- THE RECORDS
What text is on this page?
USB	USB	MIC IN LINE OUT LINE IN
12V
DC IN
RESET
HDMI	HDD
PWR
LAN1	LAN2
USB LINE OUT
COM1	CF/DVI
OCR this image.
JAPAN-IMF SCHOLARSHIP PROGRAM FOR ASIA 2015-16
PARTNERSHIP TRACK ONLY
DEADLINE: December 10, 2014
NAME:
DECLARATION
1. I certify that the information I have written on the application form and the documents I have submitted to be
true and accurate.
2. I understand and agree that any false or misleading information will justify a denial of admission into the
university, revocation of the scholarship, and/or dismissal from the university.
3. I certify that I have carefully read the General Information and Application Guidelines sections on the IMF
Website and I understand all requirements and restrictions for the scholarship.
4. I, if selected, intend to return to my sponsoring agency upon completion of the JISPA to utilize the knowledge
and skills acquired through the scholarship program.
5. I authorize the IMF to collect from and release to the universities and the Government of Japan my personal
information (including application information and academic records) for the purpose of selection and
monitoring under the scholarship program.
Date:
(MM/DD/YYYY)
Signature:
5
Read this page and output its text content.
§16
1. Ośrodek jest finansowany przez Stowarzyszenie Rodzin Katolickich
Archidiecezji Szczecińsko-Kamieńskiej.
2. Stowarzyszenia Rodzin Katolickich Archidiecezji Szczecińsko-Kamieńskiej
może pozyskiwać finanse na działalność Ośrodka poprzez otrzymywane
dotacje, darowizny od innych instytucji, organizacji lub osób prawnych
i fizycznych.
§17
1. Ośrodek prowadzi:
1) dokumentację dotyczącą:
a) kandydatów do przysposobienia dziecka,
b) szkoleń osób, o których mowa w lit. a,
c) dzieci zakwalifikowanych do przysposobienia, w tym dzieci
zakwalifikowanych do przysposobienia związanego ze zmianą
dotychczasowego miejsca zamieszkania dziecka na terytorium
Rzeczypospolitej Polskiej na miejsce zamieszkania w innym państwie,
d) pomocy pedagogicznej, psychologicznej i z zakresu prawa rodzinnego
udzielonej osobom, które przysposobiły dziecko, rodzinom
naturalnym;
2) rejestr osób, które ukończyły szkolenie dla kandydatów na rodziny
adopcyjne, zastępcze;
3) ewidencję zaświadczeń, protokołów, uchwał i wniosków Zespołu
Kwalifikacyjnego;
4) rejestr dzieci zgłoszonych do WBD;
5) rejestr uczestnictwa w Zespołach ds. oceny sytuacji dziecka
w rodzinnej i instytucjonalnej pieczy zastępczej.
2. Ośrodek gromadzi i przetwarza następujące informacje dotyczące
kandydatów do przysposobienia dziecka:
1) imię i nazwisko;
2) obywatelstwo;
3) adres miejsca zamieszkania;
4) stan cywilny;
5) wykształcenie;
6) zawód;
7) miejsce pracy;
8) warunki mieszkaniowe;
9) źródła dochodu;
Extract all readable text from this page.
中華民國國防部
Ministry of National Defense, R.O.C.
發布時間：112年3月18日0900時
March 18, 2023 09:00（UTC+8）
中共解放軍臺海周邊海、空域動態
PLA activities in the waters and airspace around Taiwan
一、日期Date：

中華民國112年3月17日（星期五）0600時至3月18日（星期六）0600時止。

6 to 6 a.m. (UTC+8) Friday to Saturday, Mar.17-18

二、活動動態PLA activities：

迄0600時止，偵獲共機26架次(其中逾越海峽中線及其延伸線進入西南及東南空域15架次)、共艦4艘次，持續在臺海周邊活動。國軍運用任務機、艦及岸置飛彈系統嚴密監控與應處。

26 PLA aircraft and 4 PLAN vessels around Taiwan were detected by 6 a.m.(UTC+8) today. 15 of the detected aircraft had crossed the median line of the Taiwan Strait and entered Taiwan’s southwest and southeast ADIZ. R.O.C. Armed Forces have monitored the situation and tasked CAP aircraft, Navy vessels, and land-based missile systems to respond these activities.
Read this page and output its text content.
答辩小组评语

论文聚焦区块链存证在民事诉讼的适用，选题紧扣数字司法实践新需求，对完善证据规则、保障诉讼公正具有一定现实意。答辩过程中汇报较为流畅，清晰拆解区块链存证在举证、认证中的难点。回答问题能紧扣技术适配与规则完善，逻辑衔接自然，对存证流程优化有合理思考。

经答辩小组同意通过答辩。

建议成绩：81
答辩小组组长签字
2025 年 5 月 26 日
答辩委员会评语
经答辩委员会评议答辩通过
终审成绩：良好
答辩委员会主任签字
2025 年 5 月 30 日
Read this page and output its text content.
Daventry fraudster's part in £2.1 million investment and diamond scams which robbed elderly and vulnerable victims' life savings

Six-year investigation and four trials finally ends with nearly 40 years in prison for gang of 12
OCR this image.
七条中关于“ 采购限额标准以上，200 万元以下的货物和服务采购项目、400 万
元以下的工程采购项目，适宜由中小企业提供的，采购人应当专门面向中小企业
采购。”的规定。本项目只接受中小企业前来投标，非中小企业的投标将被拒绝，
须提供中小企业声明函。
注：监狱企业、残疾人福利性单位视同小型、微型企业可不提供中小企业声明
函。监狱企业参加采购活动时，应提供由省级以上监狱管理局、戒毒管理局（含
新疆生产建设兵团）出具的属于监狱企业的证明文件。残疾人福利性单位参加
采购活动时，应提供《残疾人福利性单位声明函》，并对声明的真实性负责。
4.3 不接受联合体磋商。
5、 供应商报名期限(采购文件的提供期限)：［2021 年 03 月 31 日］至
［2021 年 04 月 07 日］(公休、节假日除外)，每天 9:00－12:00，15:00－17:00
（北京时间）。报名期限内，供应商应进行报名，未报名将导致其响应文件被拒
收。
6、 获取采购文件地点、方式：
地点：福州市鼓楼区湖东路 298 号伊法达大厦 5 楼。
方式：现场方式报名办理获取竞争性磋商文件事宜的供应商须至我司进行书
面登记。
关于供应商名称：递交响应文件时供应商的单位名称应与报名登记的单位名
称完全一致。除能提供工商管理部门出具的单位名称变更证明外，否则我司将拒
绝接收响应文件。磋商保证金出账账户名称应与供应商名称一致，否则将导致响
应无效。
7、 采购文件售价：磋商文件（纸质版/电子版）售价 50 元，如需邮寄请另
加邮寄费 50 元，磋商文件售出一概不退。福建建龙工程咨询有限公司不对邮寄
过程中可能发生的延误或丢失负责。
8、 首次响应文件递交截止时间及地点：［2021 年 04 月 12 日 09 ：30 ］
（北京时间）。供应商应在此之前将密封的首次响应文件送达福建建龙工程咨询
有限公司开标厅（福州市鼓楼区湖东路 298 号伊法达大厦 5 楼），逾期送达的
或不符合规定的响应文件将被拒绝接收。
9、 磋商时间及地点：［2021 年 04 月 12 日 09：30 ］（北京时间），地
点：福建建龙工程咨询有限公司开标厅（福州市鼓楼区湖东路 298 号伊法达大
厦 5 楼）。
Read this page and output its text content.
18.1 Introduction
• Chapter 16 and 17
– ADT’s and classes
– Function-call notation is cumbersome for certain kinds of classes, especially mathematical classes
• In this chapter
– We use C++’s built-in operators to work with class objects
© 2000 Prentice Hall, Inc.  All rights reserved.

- DIRECTION
Copy all lines from the material that include "dzieci".

- COMPLETE OUTPUT
c) dzieci zakwalifikowanych do przysposobienia, w tym dzieci
4) rejestr dzieci zgłoszonych do WBD;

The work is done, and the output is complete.